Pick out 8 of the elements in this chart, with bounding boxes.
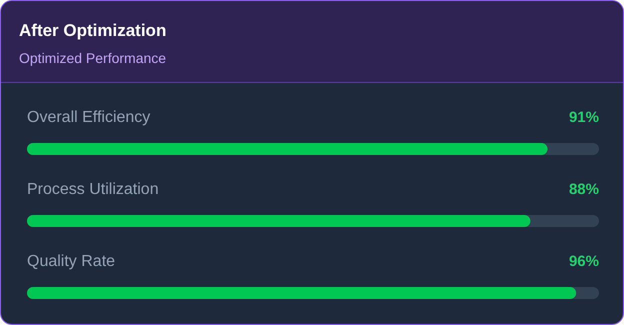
chart-subtitle: Optimized Performance xyxy=(19,50,166,66)
data-label: 91% xyxy=(568,109,599,126)
y-tick-label: Process Utilization xyxy=(27,181,159,198)
y-tick-label: Overall Efficiency xyxy=(27,109,150,126)
y-tick-label: Quality Rate xyxy=(27,253,116,270)
data-label: 96% xyxy=(568,253,599,270)
chart-title: After Optimization xyxy=(19,21,166,41)
data-label: 88% xyxy=(568,181,599,198)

_SET EXERCISE_. Starting at the very beginning of the material and ending at the line that contains "y-tick-label: Overall Efficiency", render those lines as a numbered list, with both ends included and blank lines omitted. Leave the pictures out of the answer.

_WORKED SOLUTION_.
1. Pick out 8 of the elements in this chart, with bounding boxes.
2. chart-subtitle: Optimized Performance xyxy=(19,50,166,66)
3. data-label: 91% xyxy=(568,109,599,126)
4. y-tick-label: Process Utilization xyxy=(27,181,159,198)
5. y-tick-label: Overall Efficiency xyxy=(27,109,150,126)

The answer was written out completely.